Find the string "image" and gather every line that holds it.

● **DATA**:
###

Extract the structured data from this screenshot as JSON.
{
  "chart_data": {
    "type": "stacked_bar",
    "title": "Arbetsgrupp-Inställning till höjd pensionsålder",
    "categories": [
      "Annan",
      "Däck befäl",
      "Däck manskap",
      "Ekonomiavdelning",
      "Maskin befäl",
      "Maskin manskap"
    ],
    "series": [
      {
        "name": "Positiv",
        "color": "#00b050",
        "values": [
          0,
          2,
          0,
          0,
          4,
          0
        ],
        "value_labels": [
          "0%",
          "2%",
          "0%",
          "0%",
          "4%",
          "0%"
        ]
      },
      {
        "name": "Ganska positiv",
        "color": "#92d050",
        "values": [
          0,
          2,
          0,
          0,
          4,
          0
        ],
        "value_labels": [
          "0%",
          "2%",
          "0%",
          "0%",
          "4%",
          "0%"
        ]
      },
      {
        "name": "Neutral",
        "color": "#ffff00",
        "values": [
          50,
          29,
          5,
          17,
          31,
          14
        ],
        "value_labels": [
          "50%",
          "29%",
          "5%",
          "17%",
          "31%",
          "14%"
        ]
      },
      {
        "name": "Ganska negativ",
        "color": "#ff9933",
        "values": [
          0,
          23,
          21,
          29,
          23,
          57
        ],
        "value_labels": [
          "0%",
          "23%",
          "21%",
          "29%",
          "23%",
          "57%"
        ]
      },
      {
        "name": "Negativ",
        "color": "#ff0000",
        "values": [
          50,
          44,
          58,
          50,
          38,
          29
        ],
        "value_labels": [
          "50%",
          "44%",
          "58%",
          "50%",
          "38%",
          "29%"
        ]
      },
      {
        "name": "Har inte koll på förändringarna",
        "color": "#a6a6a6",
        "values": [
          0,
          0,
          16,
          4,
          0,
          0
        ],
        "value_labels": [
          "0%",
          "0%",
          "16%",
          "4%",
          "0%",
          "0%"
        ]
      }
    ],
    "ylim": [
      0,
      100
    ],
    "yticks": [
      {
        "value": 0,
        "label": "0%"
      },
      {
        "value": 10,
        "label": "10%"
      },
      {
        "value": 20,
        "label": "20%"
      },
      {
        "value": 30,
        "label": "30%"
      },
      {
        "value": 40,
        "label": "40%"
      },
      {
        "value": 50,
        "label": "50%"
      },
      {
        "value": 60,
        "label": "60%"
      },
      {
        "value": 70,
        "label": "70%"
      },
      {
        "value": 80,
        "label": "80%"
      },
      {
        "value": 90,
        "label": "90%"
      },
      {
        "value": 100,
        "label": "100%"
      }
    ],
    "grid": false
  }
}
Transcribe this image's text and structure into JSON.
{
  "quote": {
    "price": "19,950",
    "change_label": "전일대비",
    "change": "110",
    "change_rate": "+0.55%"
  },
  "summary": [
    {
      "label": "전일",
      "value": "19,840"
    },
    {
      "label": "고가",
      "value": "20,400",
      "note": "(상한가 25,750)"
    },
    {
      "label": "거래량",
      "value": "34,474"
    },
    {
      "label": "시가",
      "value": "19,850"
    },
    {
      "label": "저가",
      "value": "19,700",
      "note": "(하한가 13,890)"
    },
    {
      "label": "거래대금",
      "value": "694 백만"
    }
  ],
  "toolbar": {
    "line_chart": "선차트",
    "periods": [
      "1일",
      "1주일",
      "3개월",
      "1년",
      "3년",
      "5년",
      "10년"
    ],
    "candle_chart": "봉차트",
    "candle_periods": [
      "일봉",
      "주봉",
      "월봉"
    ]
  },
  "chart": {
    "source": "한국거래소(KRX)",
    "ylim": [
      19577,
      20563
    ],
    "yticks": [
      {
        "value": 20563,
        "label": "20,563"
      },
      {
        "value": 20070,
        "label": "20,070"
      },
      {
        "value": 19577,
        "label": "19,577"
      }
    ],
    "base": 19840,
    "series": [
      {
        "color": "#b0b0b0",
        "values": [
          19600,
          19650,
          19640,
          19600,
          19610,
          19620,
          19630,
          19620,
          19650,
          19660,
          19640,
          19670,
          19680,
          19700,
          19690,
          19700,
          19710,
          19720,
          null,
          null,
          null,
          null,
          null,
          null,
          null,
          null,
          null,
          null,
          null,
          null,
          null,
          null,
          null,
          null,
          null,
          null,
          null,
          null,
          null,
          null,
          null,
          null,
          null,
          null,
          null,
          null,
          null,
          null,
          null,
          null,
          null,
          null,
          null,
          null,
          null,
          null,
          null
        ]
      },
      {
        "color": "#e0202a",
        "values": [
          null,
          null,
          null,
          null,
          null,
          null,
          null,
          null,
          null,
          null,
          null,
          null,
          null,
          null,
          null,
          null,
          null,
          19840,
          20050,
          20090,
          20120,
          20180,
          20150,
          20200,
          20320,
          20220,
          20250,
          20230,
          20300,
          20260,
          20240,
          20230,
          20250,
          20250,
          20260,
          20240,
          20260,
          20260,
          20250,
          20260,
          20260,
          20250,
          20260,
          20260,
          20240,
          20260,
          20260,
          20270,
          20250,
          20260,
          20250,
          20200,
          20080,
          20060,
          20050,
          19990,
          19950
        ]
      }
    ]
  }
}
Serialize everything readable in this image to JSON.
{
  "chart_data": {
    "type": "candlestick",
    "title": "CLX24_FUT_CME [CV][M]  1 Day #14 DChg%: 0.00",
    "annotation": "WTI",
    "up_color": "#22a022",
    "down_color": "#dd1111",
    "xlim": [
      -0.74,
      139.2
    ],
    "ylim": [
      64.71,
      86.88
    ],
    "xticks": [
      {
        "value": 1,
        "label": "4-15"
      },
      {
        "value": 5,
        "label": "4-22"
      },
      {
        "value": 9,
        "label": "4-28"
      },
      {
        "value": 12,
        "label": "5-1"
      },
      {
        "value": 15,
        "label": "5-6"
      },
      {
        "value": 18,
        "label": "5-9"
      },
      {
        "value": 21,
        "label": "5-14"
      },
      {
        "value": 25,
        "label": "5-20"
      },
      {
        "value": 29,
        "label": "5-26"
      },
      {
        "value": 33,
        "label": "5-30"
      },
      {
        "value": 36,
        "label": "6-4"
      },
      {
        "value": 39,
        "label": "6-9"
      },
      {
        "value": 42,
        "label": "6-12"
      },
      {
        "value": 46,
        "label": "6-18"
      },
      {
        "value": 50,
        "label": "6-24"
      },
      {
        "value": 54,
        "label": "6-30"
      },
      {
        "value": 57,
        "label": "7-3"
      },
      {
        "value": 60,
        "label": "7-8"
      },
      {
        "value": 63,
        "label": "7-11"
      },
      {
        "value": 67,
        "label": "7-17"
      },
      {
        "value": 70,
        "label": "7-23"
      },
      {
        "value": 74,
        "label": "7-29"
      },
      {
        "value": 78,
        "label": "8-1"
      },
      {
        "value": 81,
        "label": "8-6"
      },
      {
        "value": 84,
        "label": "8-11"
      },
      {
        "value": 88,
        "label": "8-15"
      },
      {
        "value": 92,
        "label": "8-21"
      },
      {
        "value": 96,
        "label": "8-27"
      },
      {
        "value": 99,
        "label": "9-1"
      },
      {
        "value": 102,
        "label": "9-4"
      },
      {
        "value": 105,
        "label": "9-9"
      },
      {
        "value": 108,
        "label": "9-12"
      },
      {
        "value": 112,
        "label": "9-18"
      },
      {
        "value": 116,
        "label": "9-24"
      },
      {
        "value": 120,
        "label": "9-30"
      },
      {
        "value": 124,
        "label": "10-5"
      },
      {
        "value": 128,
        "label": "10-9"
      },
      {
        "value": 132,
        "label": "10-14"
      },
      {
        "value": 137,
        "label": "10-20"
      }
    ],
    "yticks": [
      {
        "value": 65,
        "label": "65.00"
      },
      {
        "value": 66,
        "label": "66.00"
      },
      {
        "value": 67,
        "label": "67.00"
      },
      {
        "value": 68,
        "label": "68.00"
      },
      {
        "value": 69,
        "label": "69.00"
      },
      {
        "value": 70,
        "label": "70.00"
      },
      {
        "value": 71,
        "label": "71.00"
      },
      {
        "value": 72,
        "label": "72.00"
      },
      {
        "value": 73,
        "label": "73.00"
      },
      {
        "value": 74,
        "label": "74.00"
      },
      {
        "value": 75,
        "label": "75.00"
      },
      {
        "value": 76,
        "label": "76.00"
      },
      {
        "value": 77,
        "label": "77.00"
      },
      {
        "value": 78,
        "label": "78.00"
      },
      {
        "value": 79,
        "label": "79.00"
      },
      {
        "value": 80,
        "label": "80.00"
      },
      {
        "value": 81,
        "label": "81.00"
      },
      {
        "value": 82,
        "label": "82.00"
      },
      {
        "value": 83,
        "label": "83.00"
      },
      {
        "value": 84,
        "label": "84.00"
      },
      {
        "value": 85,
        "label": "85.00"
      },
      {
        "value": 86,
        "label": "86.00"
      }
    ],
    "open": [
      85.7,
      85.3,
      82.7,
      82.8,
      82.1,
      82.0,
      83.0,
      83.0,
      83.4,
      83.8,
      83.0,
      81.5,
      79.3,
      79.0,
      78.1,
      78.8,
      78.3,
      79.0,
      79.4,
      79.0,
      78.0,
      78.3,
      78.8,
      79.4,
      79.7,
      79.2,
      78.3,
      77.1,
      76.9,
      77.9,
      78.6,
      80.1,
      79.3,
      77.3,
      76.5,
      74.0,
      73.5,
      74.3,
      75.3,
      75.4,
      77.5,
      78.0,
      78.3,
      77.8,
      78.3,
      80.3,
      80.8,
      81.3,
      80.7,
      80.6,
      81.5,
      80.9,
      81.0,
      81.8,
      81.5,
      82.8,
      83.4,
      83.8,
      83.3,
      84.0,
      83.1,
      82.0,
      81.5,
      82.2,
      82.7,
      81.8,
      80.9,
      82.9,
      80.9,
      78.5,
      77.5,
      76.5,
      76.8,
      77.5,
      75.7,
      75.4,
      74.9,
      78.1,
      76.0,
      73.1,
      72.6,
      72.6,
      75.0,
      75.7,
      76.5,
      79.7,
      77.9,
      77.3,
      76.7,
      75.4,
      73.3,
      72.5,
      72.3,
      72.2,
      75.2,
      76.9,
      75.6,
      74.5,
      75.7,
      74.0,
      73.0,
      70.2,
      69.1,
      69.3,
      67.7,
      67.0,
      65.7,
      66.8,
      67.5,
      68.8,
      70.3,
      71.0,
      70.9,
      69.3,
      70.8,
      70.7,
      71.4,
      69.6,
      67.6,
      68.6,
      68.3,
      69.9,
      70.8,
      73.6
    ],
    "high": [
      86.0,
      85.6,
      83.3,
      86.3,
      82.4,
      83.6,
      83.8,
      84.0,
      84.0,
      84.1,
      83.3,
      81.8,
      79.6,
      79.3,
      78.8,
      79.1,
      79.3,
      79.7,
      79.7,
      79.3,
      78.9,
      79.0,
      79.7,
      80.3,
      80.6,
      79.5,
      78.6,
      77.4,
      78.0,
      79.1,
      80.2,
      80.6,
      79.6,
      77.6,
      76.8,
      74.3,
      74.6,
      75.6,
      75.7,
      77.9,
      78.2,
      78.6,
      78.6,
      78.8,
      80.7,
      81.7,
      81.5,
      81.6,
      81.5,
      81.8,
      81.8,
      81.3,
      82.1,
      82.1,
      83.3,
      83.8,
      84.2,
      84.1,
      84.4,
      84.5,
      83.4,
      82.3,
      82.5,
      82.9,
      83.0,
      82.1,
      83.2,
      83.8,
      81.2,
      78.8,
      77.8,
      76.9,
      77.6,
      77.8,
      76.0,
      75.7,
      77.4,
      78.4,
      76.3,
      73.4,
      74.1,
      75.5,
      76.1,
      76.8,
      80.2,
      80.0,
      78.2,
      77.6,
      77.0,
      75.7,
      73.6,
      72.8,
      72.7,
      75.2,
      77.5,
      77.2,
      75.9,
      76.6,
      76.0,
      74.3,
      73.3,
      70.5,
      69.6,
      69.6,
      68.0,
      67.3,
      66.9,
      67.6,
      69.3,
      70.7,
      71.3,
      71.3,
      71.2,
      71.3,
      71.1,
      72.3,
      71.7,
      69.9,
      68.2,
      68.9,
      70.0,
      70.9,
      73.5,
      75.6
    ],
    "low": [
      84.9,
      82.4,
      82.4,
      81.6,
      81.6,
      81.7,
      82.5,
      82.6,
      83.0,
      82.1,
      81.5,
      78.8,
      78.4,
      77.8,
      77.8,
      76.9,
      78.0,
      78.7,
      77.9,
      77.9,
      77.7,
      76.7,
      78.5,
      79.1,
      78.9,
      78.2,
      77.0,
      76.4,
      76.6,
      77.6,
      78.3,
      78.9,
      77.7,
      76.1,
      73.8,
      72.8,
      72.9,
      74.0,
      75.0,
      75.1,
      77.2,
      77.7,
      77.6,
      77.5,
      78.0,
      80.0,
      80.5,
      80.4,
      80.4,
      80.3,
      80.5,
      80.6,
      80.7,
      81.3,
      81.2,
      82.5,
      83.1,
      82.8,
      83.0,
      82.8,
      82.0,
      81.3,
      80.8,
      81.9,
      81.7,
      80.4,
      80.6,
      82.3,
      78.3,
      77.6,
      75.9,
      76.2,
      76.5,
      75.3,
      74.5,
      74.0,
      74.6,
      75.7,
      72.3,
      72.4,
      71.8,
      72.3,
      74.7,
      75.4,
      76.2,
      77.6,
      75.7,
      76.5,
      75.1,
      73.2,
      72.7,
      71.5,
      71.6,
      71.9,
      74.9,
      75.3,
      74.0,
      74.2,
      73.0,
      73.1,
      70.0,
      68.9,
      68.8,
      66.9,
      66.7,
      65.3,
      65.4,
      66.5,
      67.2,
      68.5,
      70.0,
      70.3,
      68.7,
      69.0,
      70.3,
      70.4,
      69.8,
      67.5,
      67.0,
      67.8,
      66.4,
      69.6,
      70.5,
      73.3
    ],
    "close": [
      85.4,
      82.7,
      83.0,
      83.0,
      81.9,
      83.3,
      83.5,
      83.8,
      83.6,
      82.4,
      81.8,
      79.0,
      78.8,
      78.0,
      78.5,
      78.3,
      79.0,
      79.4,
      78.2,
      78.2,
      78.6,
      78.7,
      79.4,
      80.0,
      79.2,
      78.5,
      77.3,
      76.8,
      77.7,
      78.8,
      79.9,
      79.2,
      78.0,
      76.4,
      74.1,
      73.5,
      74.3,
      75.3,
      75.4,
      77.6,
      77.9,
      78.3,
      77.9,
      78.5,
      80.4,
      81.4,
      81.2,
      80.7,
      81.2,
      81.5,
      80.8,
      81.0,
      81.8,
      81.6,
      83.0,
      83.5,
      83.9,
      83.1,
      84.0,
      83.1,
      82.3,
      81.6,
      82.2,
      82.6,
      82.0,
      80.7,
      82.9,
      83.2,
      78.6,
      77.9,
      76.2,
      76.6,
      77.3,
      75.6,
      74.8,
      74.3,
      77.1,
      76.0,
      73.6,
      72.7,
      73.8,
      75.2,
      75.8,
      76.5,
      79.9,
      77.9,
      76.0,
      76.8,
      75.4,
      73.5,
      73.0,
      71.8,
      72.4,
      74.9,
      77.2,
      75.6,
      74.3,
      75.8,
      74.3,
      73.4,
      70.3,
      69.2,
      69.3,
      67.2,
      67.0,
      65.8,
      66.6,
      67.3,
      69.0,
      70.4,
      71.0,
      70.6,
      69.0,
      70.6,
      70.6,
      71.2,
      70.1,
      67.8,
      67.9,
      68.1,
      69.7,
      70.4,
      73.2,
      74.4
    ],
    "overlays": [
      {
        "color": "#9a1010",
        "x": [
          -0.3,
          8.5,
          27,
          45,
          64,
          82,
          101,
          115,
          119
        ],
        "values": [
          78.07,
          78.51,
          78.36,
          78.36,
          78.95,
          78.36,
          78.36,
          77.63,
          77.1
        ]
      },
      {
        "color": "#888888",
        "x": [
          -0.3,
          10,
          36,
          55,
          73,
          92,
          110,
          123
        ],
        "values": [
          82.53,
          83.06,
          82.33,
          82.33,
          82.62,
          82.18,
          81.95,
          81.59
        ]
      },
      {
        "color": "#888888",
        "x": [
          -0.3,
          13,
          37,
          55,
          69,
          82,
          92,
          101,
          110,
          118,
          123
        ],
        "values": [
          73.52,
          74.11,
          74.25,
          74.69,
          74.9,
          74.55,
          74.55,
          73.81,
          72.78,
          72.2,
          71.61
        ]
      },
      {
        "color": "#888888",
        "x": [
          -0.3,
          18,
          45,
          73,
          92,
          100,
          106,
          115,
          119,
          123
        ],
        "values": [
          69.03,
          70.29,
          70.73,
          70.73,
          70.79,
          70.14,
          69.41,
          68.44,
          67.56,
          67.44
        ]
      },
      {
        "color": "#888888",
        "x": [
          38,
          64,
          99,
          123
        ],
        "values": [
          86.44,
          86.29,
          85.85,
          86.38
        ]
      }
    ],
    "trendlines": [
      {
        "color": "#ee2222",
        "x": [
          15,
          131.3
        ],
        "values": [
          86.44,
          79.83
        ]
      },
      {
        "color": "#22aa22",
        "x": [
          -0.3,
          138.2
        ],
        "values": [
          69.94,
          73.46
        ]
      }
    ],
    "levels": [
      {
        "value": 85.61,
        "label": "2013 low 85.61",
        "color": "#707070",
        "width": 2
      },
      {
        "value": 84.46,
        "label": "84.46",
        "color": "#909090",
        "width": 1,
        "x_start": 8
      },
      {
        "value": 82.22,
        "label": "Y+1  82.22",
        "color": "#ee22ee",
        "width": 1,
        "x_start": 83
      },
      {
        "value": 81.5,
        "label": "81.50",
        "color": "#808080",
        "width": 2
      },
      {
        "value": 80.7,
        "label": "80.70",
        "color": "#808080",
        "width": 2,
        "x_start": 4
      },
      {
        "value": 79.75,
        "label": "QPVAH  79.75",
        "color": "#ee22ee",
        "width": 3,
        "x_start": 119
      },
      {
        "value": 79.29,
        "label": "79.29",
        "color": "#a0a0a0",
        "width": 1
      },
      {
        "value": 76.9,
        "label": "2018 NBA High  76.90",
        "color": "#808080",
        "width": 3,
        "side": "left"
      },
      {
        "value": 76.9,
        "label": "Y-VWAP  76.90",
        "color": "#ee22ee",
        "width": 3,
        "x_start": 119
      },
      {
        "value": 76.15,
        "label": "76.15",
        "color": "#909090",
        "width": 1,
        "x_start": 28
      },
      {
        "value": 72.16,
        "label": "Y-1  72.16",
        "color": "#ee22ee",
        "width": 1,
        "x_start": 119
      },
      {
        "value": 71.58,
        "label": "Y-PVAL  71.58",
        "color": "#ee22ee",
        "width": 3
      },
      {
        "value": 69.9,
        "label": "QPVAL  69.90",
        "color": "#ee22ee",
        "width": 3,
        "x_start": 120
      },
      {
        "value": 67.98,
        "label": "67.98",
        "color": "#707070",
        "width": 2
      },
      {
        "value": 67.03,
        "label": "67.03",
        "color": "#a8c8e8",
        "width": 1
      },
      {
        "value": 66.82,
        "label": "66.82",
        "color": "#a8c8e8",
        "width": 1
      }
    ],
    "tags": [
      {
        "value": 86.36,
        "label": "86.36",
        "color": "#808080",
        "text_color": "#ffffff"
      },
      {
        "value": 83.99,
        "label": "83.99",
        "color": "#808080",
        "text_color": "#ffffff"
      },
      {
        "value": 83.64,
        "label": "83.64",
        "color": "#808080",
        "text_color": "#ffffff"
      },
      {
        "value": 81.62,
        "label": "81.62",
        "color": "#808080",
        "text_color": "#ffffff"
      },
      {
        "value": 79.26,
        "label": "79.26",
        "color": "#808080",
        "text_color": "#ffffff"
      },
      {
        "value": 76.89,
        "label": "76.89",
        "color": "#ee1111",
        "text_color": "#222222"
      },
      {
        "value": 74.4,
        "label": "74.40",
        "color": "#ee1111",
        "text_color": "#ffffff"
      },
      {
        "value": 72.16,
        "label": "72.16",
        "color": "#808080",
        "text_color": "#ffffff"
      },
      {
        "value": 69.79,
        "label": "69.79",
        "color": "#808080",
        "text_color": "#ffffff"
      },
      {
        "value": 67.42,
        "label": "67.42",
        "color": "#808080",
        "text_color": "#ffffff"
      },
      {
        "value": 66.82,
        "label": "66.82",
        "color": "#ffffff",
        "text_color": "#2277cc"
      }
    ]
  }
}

###

● **THE REPLY**:
Transcribe this image's text and structure into JSON.
Serialize everything readable in this image to JSON.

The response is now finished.